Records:

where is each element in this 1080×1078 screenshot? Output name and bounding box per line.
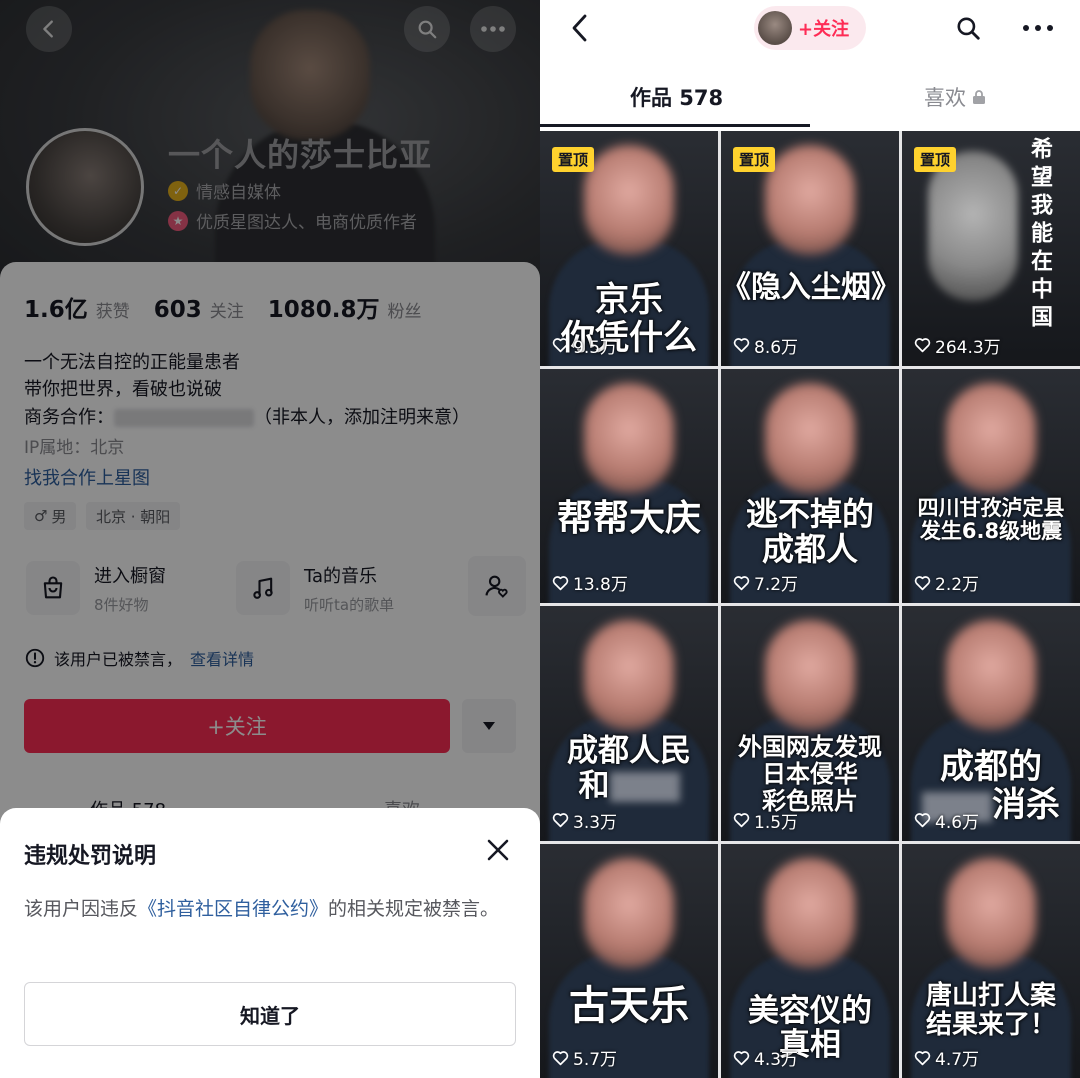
thumbnail-person-face <box>765 145 855 255</box>
like-count-value: 1.5万 <box>754 812 799 833</box>
video-thumbnail[interactable]: 京乐 你凭什么 置顶 9.5万 <box>540 131 718 366</box>
thumbnail-person-face <box>946 382 1036 493</box>
video-thumbnail[interactable]: 希望我能在中国 置顶 264.3万 <box>902 131 1080 366</box>
like-count-value: 7.2万 <box>754 575 799 595</box>
video-like-count: 4.3万 <box>733 1045 798 1070</box>
thumbnail-person-face <box>765 382 855 493</box>
profile-screen: 一个人的莎士比亚 ✓ 情感自媒体 ★ 优质星图达人、电商优质作者 1.6亿 获赞… <box>0 0 540 1078</box>
heart-icon <box>552 338 569 353</box>
like-count-value: 4.6万 <box>935 812 980 833</box>
acknowledge-button[interactable]: 知道了 <box>24 982 516 1046</box>
thumbnail-person-face <box>765 620 855 730</box>
heart-icon <box>552 575 569 590</box>
video-caption: 希望我能在中国 <box>1027 137 1052 333</box>
heart-icon <box>733 338 750 353</box>
video-caption: 《隐入尘烟》 <box>721 270 899 305</box>
header-follow-pill[interactable]: +关注 <box>754 6 866 50</box>
video-like-count: 13.8万 <box>552 570 628 595</box>
thumbnail-person-face <box>584 620 674 730</box>
thumbnail-person-face <box>946 620 1036 730</box>
more-options-button[interactable] <box>1018 10 1058 46</box>
tab-likes[interactable]: 喜欢 <box>924 82 986 112</box>
video-like-count: 2.2万 <box>914 570 979 595</box>
pinned-badge: 置顶 <box>914 147 957 172</box>
video-like-count: 3.3万 <box>552 808 617 833</box>
video-grid: 京乐 你凭什么 置顶 9.5万 《隐入尘烟》 置顶 8.6万 希望我能在中国 置顶 264.3万帮… <box>540 131 1080 1078</box>
pinned-badge: 置顶 <box>552 147 595 172</box>
thumbnail-person-face <box>584 857 674 968</box>
like-count-value: 2.2万 <box>935 575 980 595</box>
like-count-value: 4.7万 <box>935 1050 980 1070</box>
like-count-value: 9.5万 <box>573 337 618 358</box>
like-count-value: 5.7万 <box>573 1050 618 1070</box>
video-caption: 唐山打人案 结果来了！ <box>925 980 1056 1040</box>
more-dots-icon <box>1023 25 1053 31</box>
heart-icon <box>914 575 931 590</box>
video-thumbnail[interactable]: 逃不掉的 成都人 7.2万 <box>721 368 899 603</box>
pinned-badge: 置顶 <box>733 147 776 172</box>
video-caption: 古天乐 <box>569 982 689 1029</box>
thumbnail-person-face <box>584 145 674 255</box>
video-thumbnail[interactable]: 《隐入尘烟》 置顶 8.6万 <box>721 131 899 366</box>
community-convention-link[interactable]: 《抖音社区自律公约》 <box>138 898 328 920</box>
video-like-count: 8.6万 <box>733 333 798 358</box>
video-caption: 逃不掉的 成都人 <box>745 494 874 569</box>
like-count-value: 8.6万 <box>754 337 799 358</box>
heart-icon <box>914 1050 931 1065</box>
close-button[interactable] <box>482 834 514 866</box>
video-thumbnail[interactable]: 帮帮大庆 13.8万 <box>540 368 718 603</box>
thumbnail-person-face <box>584 382 674 493</box>
video-caption: 成都人民和 <box>567 733 691 804</box>
video-thumbnail[interactable]: 成都的 消杀 4.6万 <box>902 606 1080 841</box>
video-like-count: 5.7万 <box>552 1045 617 1070</box>
lock-icon <box>973 90 985 104</box>
penalty-sheet-body: 该用户因违反《抖音社区自律公约》的相关规定被禁言。 <box>24 894 514 924</box>
like-count-value: 3.3万 <box>573 812 618 833</box>
heart-icon <box>733 1050 750 1065</box>
video-thumbnail[interactable]: 唐山打人案 结果来了！ 4.7万 <box>902 843 1080 1078</box>
heart-icon <box>733 813 750 828</box>
video-thumbnail[interactable]: 四川甘孜泸定县 发生6.8级地震 2.2万 <box>902 368 1080 603</box>
video-thumbnail[interactable]: 美容仪的 真相 4.3万 <box>721 843 899 1078</box>
video-caption: 四川甘孜泸定县 发生6.8级地震 <box>917 495 1065 544</box>
video-thumbnail[interactable]: 古天乐 5.7万 <box>540 843 718 1078</box>
mini-avatar <box>758 11 792 45</box>
video-caption: 帮帮大庆 <box>556 497 701 539</box>
header-follow-label: +关注 <box>798 19 850 40</box>
penalty-sheet-title: 违规处罚说明 <box>24 844 157 869</box>
thumbnail-person-face <box>765 857 855 968</box>
like-count-value: 13.8万 <box>573 575 628 595</box>
tab-works[interactable]: 作品 578 <box>630 82 723 112</box>
video-like-count: 1.5万 <box>733 808 798 833</box>
redacted-caption-part <box>609 772 680 803</box>
video-thumbnail[interactable]: 外国网友发现 日本侵华 彩色照片 1.5万 <box>721 606 899 841</box>
video-like-count: 9.5万 <box>552 333 617 358</box>
heart-icon <box>733 575 750 590</box>
search-icon <box>957 17 980 40</box>
heart-icon <box>914 813 931 828</box>
thumbnail-person-face <box>946 857 1036 968</box>
heart-icon <box>552 1050 569 1065</box>
back-button[interactable] <box>560 8 600 48</box>
like-count-value: 4.3万 <box>754 1050 799 1070</box>
thumbnail-person-face <box>928 151 1019 301</box>
video-thumbnail[interactable]: 成都人民和 3.3万 <box>540 606 718 841</box>
close-icon <box>487 839 509 861</box>
video-caption: 外国网友发现 日本侵华 彩色照片 <box>738 733 882 815</box>
heart-icon <box>914 338 931 353</box>
heart-icon <box>552 813 569 828</box>
penalty-text-suffix: 的相关规定被禁言。 <box>328 898 500 920</box>
penalty-text-prefix: 该用户因违反 <box>24 898 139 920</box>
video-like-count: 7.2万 <box>733 570 798 595</box>
tab-likes-label: 喜欢 <box>924 86 966 110</box>
active-tab-indicator <box>540 124 810 127</box>
video-like-count: 4.6万 <box>914 808 979 833</box>
works-screen: +关注 作品 578 喜欢 京乐 你凭什么 置顶 9.5万 《隐入尘烟》 置顶 8.6万 希望… <box>540 0 1080 1078</box>
chevron-left-icon <box>572 14 587 42</box>
video-like-count: 4.7万 <box>914 1045 979 1070</box>
like-count-value: 264.3万 <box>935 337 1001 358</box>
search-button[interactable] <box>950 10 986 46</box>
video-like-count: 264.3万 <box>914 333 1001 358</box>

OBJECTIVE = Can you render the rows as a numbered list, starting at the row containing "thumbnail-person-face <box>765 145" and ending at the row containing "like-count-value: 4.6万 <box>935", with both of those rows included and blank lines left out?

ANSWER FOR THIS EXERCISE =
1. thumbnail-person-face <box>765 145 855 255</box>
2. like-count-value: 1.5万 <box>754 812 799 833</box>
3. video-thumbnail[interactable]: 京乐 你凭什么 置顶 9.5万 <box>540 131 718 366</box>
4. thumbnail-person-face <box>946 382 1036 493</box>
5. video-thumbnail[interactable]: 希望我能在中国 置顶 264.3万 <box>902 131 1080 366</box>
6. like-count-value: 7.2万 <box>754 575 799 595</box>
7. video-like-count: 4.3万 <box>733 1045 798 1070</box>
8. thumbnail-person-face <box>765 382 855 493</box>
9. profile-screen: 一个人的莎士比亚 ✓ 情感自媒体 ★ 优质星图达人、电商优质作者 1.6亿 获赞… <box>0 0 540 1078</box>
10. heart-icon <box>552 338 569 353</box>
11. like-count-value: 4.6万 <box>935 812 980 833</box>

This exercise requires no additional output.